[Work to be completed]
Every line in the listing is to be echoed verbatim.

# START OF Record excerpts

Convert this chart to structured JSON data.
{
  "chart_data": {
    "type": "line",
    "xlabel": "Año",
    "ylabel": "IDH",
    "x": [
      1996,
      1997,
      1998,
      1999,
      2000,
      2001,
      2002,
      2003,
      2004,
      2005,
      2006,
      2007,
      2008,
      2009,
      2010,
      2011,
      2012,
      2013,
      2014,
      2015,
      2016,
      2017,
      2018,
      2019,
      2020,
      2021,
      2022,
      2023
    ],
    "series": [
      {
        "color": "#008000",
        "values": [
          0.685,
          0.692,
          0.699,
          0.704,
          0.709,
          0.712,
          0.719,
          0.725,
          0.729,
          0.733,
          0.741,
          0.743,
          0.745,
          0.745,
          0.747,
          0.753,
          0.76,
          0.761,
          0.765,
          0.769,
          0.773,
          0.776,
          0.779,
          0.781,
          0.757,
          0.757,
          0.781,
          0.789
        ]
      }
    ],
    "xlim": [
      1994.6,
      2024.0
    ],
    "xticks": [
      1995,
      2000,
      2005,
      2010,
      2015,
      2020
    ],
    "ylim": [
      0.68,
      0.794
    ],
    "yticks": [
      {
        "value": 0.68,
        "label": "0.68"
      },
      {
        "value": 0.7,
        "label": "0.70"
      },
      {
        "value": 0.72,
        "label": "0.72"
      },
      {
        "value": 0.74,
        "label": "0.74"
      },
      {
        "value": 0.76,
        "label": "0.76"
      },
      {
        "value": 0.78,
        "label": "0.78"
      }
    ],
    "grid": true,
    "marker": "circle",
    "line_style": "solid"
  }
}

# END OF Record excerpts

[The completed task]
Convert this chart to structured JSON data.
{
  "chart_data": {
    "type": "line",
    "xlabel": "Año",
    "ylabel": "IDH",
    "x": [
      1996,
      1997,
      1998,
      1999,
      2000,
      2001,
      2002,
      2003,
      2004,
      2005,
      2006,
      2007,
      2008,
      2009,
      2010,
      2011,
      2012,
      2013,
      2014,
      2015,
      2016,
      2017,
      2018,
      2019,
      2020,
      2021,
      2022,
      2023
    ],
    "series": [
      {
        "color": "#008000",
        "values": [
          0.685,
          0.692,
          0.699,
          0.704,
          0.709,
          0.712,
          0.719,
          0.725,
          0.729,
          0.733,
          0.741,
          0.743,
          0.745,
          0.745,
          0.747,
          0.753,
          0.76,
          0.761,
          0.765,
          0.769,
          0.773,
          0.776,
          0.779,
          0.781,
          0.757,
          0.757,
          0.781,
          0.789
        ]
      }
    ],
    "xlim": [
      1994.6,
      2024.0
    ],
    "xticks": [
      1995,
      2000,
      2005,
      2010,
      2015,
      2020
    ],
    "ylim": [
      0.68,
      0.794
    ],
    "yticks": [
      {
        "value": 0.68,
        "label": "0.68"
      },
      {
        "value": 0.7,
        "label": "0.70"
      },
      {
        "value": 0.72,
        "label": "0.72"
      },
      {
        "value": 0.74,
        "label": "0.74"
      },
      {
        "value": 0.76,
        "label": "0.76"
      },
      {
        "value": 0.78,
        "label": "0.78"
      }
    ],
    "grid": true,
    "marker": "circle",
    "line_style": "solid"
  }
}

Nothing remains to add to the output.